» Aim
All of the data that follows should be retyped exactly, please, except the pictures.
***** Data supplied *****
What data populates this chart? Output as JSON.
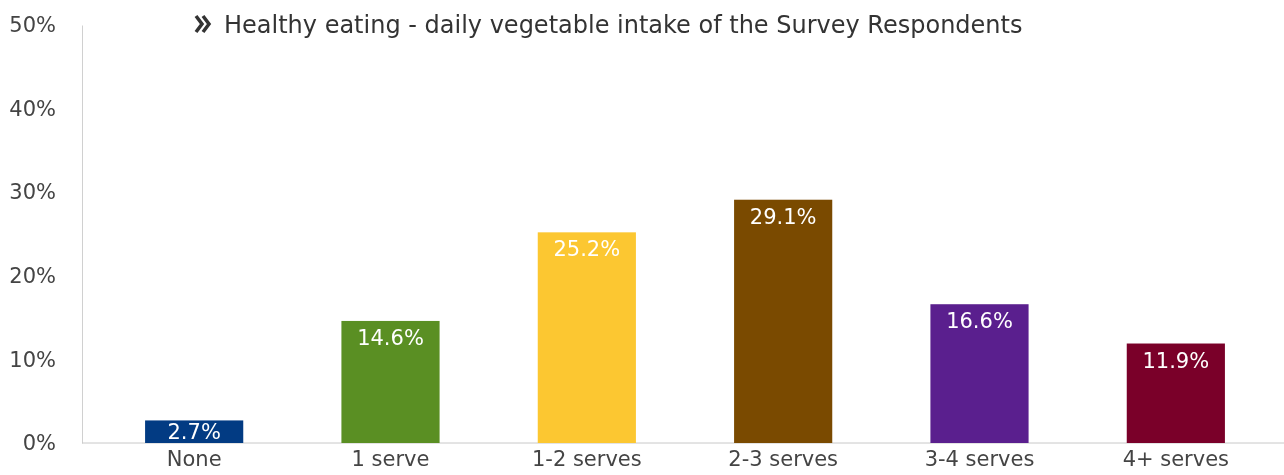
{
  "chart_data": {
    "type": "bar",
    "title": "Healthy eating - daily vegetable intake of the Survey Respondents",
    "categories": [
      "None",
      "1 serve",
      "1-2 serves",
      "2-3 serves",
      "3-4 serves",
      "4+ serves"
    ],
    "values": [
      2.7,
      14.6,
      25.2,
      29.1,
      16.6,
      11.9
    ],
    "colors": [
      "#023b83",
      "#5a8f23",
      "#fcc731",
      "#7a4a00",
      "#5a1f8e",
      "#7a0029"
    ],
    "value_labels": [
      "2.7%",
      "14.6%",
      "25.2%",
      "29.1%",
      "16.6%",
      "11.9%"
    ],
    "ylim": [
      0,
      50
    ],
    "yticks": [
      {
        "value": 0,
        "label": "0%"
      },
      {
        "value": 10,
        "label": "10%"
      },
      {
        "value": 20,
        "label": "20%"
      },
      {
        "value": 30,
        "label": "30%"
      },
      {
        "value": 40,
        "label": "40%"
      },
      {
        "value": 50,
        "label": "50%"
      }
    ],
    "grid": false
  }
}
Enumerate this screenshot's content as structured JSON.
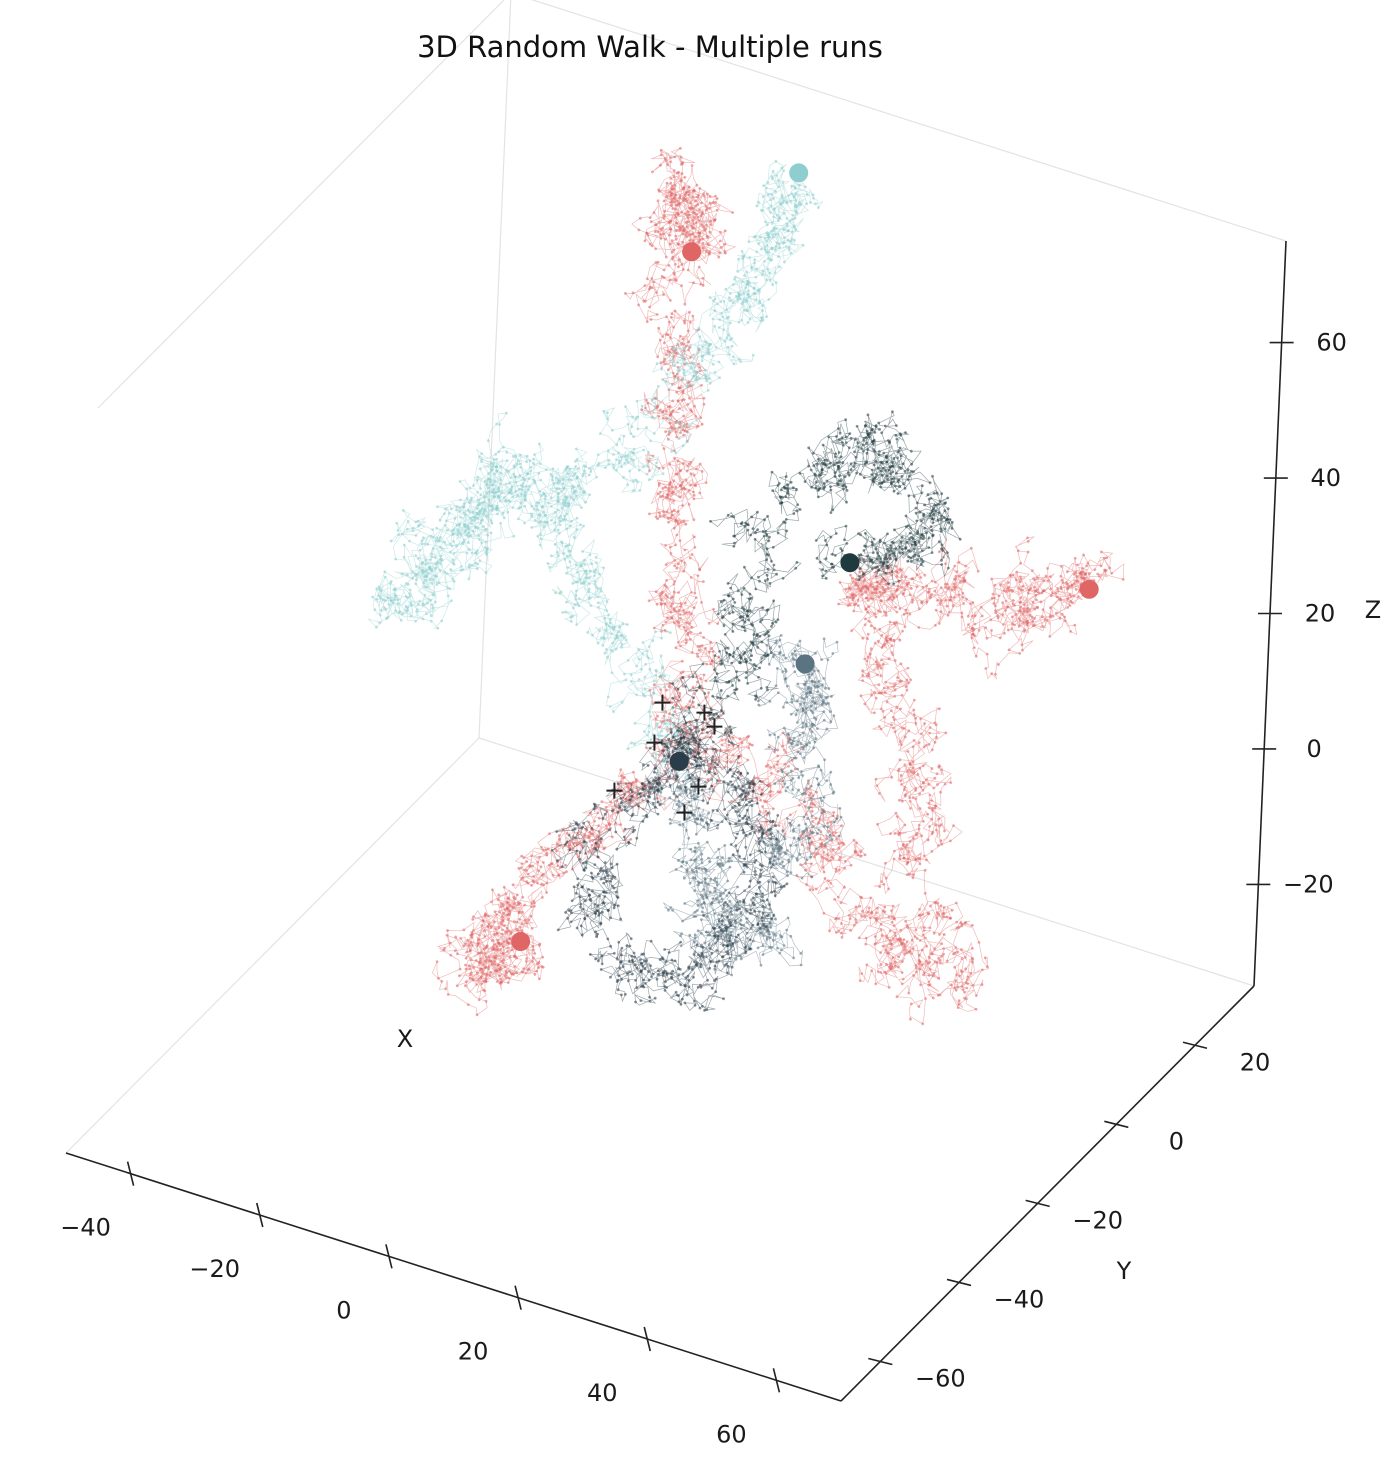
{
  "chart_data": {
    "type": "scatter",
    "projection": "3d",
    "title": "3D Random Walk - Multiple runs",
    "xlabel": "X",
    "ylabel": "Y",
    "zlabel": "Z",
    "xlim": [
      -50,
      70
    ],
    "ylim": [
      -70,
      35
    ],
    "zlim": [
      -35,
      75
    ],
    "x_ticks": [
      -40,
      -20,
      0,
      20,
      40,
      60
    ],
    "x_tick_labels": [
      "−40",
      "−20",
      "0",
      "20",
      "40",
      "60"
    ],
    "y_ticks": [
      -60,
      -40,
      -20,
      0,
      20
    ],
    "y_tick_labels": [
      "−60",
      "−40",
      "−20",
      "0",
      "20"
    ],
    "z_ticks": [
      -20,
      0,
      20,
      40,
      60
    ],
    "z_tick_labels": [
      "−20",
      "0",
      "20",
      "40",
      "60"
    ],
    "grid": false,
    "legend": "none",
    "series": [
      {
        "color": "#e06666",
        "start_marker": "+",
        "end_marker": "circle",
        "path": [
          [
            0,
            0,
            0
          ],
          [
            6,
            5,
            -3
          ],
          [
            12,
            8,
            -8
          ],
          [
            16,
            12,
            -14
          ],
          [
            20,
            10,
            -20
          ],
          [
            25,
            12,
            -26
          ],
          [
            30,
            10,
            -31
          ],
          [
            34,
            12,
            -33
          ],
          [
            31,
            18,
            -28
          ],
          [
            26,
            20,
            -22
          ],
          [
            24,
            26,
            -16
          ],
          [
            20,
            30,
            -10
          ],
          [
            14,
            32,
            -4
          ],
          [
            10,
            34,
            2
          ],
          [
            12,
            30,
            8
          ],
          [
            18,
            28,
            12
          ],
          [
            25,
            26,
            14
          ],
          [
            33,
            24,
            16
          ],
          [
            40,
            22,
            20
          ],
          [
            46,
            20,
            24
          ],
          [
            50,
            18,
            26
          ],
          [
            52,
            18,
            28
          ]
        ]
      },
      {
        "color": "#e06666",
        "start_marker": "+",
        "end_marker": "circle",
        "path": [
          [
            0,
            0,
            0
          ],
          [
            -2,
            6,
            6
          ],
          [
            -5,
            10,
            12
          ],
          [
            -8,
            14,
            18
          ],
          [
            -10,
            18,
            24
          ],
          [
            -13,
            20,
            30
          ],
          [
            -15,
            24,
            36
          ],
          [
            -18,
            28,
            42
          ],
          [
            -20,
            32,
            48
          ],
          [
            -22,
            34,
            54
          ],
          [
            -22,
            34,
            58
          ],
          [
            -20,
            33,
            52
          ],
          [
            -19,
            32,
            48
          ]
        ]
      },
      {
        "color": "#e06666",
        "start_marker": "+",
        "end_marker": "circle",
        "path": [
          [
            0,
            0,
            0
          ],
          [
            -4,
            -4,
            -6
          ],
          [
            -8,
            -8,
            -12
          ],
          [
            -12,
            -10,
            -17
          ],
          [
            -16,
            -12,
            -22
          ],
          [
            -20,
            -12,
            -26
          ],
          [
            -22,
            -10,
            -30
          ],
          [
            -20,
            -12,
            -33
          ],
          [
            -16,
            -14,
            -29
          ],
          [
            -13,
            -16,
            -24
          ]
        ]
      },
      {
        "color": "#8ecece",
        "start_marker": "+",
        "end_marker": "circle",
        "path": [
          [
            0,
            0,
            0
          ],
          [
            -6,
            2,
            6
          ],
          [
            -12,
            4,
            12
          ],
          [
            -18,
            6,
            16
          ],
          [
            -24,
            10,
            20
          ],
          [
            -28,
            12,
            24
          ],
          [
            -33,
            12,
            26
          ],
          [
            -37,
            10,
            22
          ],
          [
            -40,
            8,
            16
          ],
          [
            -43,
            8,
            11
          ],
          [
            -45,
            6,
            6
          ],
          [
            -46,
            6,
            4
          ],
          [
            -40,
            10,
            10
          ],
          [
            -32,
            14,
            16
          ],
          [
            -24,
            18,
            22
          ],
          [
            -18,
            22,
            30
          ],
          [
            -14,
            24,
            38
          ],
          [
            -10,
            26,
            44
          ],
          [
            -6,
            28,
            50
          ],
          [
            -3,
            30,
            56
          ],
          [
            -4,
            28,
            62
          ],
          [
            -2,
            30,
            66
          ]
        ]
      },
      {
        "color": "#5b7481",
        "start_marker": "+",
        "end_marker": "circle",
        "path": [
          [
            0,
            0,
            0
          ],
          [
            4,
            -4,
            -6
          ],
          [
            8,
            -6,
            -12
          ],
          [
            12,
            -8,
            -16
          ],
          [
            16,
            -10,
            -20
          ],
          [
            18,
            -10,
            -16
          ],
          [
            20,
            -6,
            -10
          ],
          [
            22,
            -2,
            -4
          ],
          [
            20,
            2,
            2
          ],
          [
            18,
            4,
            8
          ],
          [
            17,
            6,
            12
          ],
          [
            16,
            6,
            13
          ]
        ]
      },
      {
        "color": "#1f3a3f",
        "start_marker": "+",
        "end_marker": "circle",
        "path": [
          [
            0,
            0,
            0
          ],
          [
            4,
            6,
            4
          ],
          [
            6,
            10,
            10
          ],
          [
            4,
            14,
            16
          ],
          [
            2,
            18,
            22
          ],
          [
            6,
            22,
            28
          ],
          [
            10,
            24,
            32
          ],
          [
            16,
            24,
            34
          ],
          [
            22,
            22,
            34
          ],
          [
            26,
            20,
            30
          ],
          [
            24,
            18,
            26
          ],
          [
            20,
            16,
            24
          ],
          [
            17,
            15,
            23
          ]
        ]
      },
      {
        "color": "#2a3d4a",
        "start_marker": "+",
        "end_marker": "circle",
        "path": [
          [
            0,
            0,
            0
          ],
          [
            -4,
            -6,
            -6
          ],
          [
            -6,
            -10,
            -12
          ],
          [
            -2,
            -14,
            -18
          ],
          [
            4,
            -16,
            -22
          ],
          [
            10,
            -14,
            -26
          ],
          [
            14,
            -10,
            -24
          ],
          [
            16,
            -6,
            -18
          ],
          [
            14,
            -2,
            -10
          ],
          [
            10,
            -1,
            -4
          ],
          [
            6,
            0,
            0
          ],
          [
            2,
            -2,
            -1
          ]
        ]
      }
    ]
  }
}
*****
» Correct result
What data populates this chart? Output as JSON.
{
  "chart_data": {
    "type": "bar",
    "title": "Healthy eating - daily vegetable intake of the Survey Respondents",
    "categories": [
      "None",
      "1 serve",
      "1-2 serves",
      "2-3 serves",
      "3-4 serves",
      "4+ serves"
    ],
    "values": [
      2.7,
      14.6,
      25.2,
      29.1,
      16.6,
      11.9
    ],
    "colors": [
      "#023b83",
      "#5a8f23",
      "#fcc731",
      "#7a4a00",
      "#5a1f8e",
      "#7a0029"
    ],
    "value_labels": [
      "2.7%",
      "14.6%",
      "25.2%",
      "29.1%",
      "16.6%",
      "11.9%"
    ],
    "ylim": [
      0,
      50
    ],
    "yticks": [
      {
        "value": 0,
        "label": "0%"
      },
      {
        "value": 10,
        "label": "10%"
      },
      {
        "value": 20,
        "label": "20%"
      },
      {
        "value": 30,
        "label": "30%"
      },
      {
        "value": 40,
        "label": "40%"
      },
      {
        "value": 50,
        "label": "50%"
      }
    ],
    "grid": false
  }
}
Enumerate this screenshot's content as structured JSON.
{
  "chart_data": {
    "type": "scatter",
    "projection": "3d",
    "title": "3D Random Walk - Multiple runs",
    "xlabel": "X",
    "ylabel": "Y",
    "zlabel": "Z",
    "xlim": [
      -50,
      70
    ],
    "ylim": [
      -70,
      35
    ],
    "zlim": [
      -35,
      75
    ],
    "x_ticks": [
      -40,
      -20,
      0,
      20,
      40,
      60
    ],
    "x_tick_labels": [
      "−40",
      "−20",
      "0",
      "20",
      "40",
      "60"
    ],
    "y_ticks": [
      -60,
      -40,
      -20,
      0,
      20
    ],
    "y_tick_labels": [
      "−60",
      "−40",
      "−20",
      "0",
      "20"
    ],
    "z_ticks": [
      -20,
      0,
      20,
      40,
      60
    ],
    "z_tick_labels": [
      "−20",
      "0",
      "20",
      "40",
      "60"
    ],
    "grid": false,
    "legend": "none",
    "series": [
      {
        "color": "#e06666",
        "start_marker": "+",
        "end_marker": "circle",
        "path": [
          [
            0,
            0,
            0
          ],
          [
            6,
            5,
            -3
          ],
          [
            12,
            8,
            -8
          ],
          [
            16,
            12,
            -14
          ],
          [
            20,
            10,
            -20
          ],
          [
            25,
            12,
            -26
          ],
          [
            30,
            10,
            -31
          ],
          [
            34,
            12,
            -33
          ],
          [
            31,
            18,
            -28
          ],
          [
            26,
            20,
            -22
          ],
          [
            24,
            26,
            -16
          ],
          [
            20,
            30,
            -10
          ],
          [
            14,
            32,
            -4
          ],
          [
            10,
            34,
            2
          ],
          [
            12,
            30,
            8
          ],
          [
            18,
            28,
            12
          ],
          [
            25,
            26,
            14
          ],
          [
            33,
            24,
            16
          ],
          [
            40,
            22,
            20
          ],
          [
            46,
            20,
            24
          ],
          [
            50,
            18,
            26
          ],
          [
            52,
            18,
            28
          ]
        ]
      },
      {
        "color": "#e06666",
        "start_marker": "+",
        "end_marker": "circle",
        "path": [
          [
            0,
            0,
            0
          ],
          [
            -2,
            6,
            6
          ],
          [
            -5,
            10,
            12
          ],
          [
            -8,
            14,
            18
          ],
          [
            -10,
            18,
            24
          ],
          [
            -13,
            20,
            30
          ],
          [
            -15,
            24,
            36
          ],
          [
            -18,
            28,
            42
          ],
          [
            -20,
            32,
            48
          ],
          [
            -22,
            34,
            54
          ],
          [
            -22,
            34,
            58
          ],
          [
            -20,
            33,
            52
          ],
          [
            -19,
            32,
            48
          ]
        ]
      },
      {
        "color": "#e06666",
        "start_marker": "+",
        "end_marker": "circle",
        "path": [
          [
            0,
            0,
            0
          ],
          [
            -4,
            -4,
            -6
          ],
          [
            -8,
            -8,
            -12
          ],
          [
            -12,
            -10,
            -17
          ],
          [
            -16,
            -12,
            -22
          ],
          [
            -20,
            -12,
            -26
          ],
          [
            -22,
            -10,
            -30
          ],
          [
            -20,
            -12,
            -33
          ],
          [
            -16,
            -14,
            -29
          ],
          [
            -13,
            -16,
            -24
          ]
        ]
      },
      {
        "color": "#8ecece",
        "start_marker": "+",
        "end_marker": "circle",
        "path": [
          [
            0,
            0,
            0
          ],
          [
            -6,
            2,
            6
          ],
          [
            -12,
            4,
            12
          ],
          [
            -18,
            6,
            16
          ],
          [
            -24,
            10,
            20
          ],
          [
            -28,
            12,
            24
          ],
          [
            -33,
            12,
            26
          ],
          [
            -37,
            10,
            22
          ],
          [
            -40,
            8,
            16
          ],
          [
            -43,
            8,
            11
          ],
          [
            -45,
            6,
            6
          ],
          [
            -46,
            6,
            4
          ],
          [
            -40,
            10,
            10
          ],
          [
            -32,
            14,
            16
          ],
          [
            -24,
            18,
            22
          ],
          [
            -18,
            22,
            30
          ],
          [
            -14,
            24,
            38
          ],
          [
            -10,
            26,
            44
          ],
          [
            -6,
            28,
            50
          ],
          [
            -3,
            30,
            56
          ],
          [
            -4,
            28,
            62
          ],
          [
            -2,
            30,
            66
          ]
        ]
      },
      {
        "color": "#5b7481",
        "start_marker": "+",
        "end_marker": "circle",
        "path": [
          [
            0,
            0,
            0
          ],
          [
            4,
            -4,
            -6
          ],
          [
            8,
            -6,
            -12
          ],
          [
            12,
            -8,
            -16
          ],
          [
            16,
            -10,
            -20
          ],
          [
            18,
            -10,
            -16
          ],
          [
            20,
            -6,
            -10
          ],
          [
            22,
            -2,
            -4
          ],
          [
            20,
            2,
            2
          ],
          [
            18,
            4,
            8
          ],
          [
            17,
            6,
            12
          ],
          [
            16,
            6,
            13
          ]
        ]
      },
      {
        "color": "#1f3a3f",
        "start_marker": "+",
        "end_marker": "circle",
        "path": [
          [
            0,
            0,
            0
          ],
          [
            4,
            6,
            4
          ],
          [
            6,
            10,
            10
          ],
          [
            4,
            14,
            16
          ],
          [
            2,
            18,
            22
          ],
          [
            6,
            22,
            28
          ],
          [
            10,
            24,
            32
          ],
          [
            16,
            24,
            34
          ],
          [
            22,
            22,
            34
          ],
          [
            26,
            20,
            30
          ],
          [
            24,
            18,
            26
          ],
          [
            20,
            16,
            24
          ],
          [
            17,
            15,
            23
          ]
        ]
      },
      {
        "color": "#2a3d4a",
        "start_marker": "+",
        "end_marker": "circle",
        "path": [
          [
            0,
            0,
            0
          ],
          [
            -4,
            -6,
            -6
          ],
          [
            -6,
            -10,
            -12
          ],
          [
            -2,
            -14,
            -18
          ],
          [
            4,
            -16,
            -22
          ],
          [
            10,
            -14,
            -26
          ],
          [
            14,
            -10,
            -24
          ],
          [
            16,
            -6,
            -18
          ],
          [
            14,
            -2,
            -10
          ],
          [
            10,
            -1,
            -4
          ],
          [
            6,
            0,
            0
          ],
          [
            2,
            -2,
            -1
          ]
        ]
      }
    ]
  }
}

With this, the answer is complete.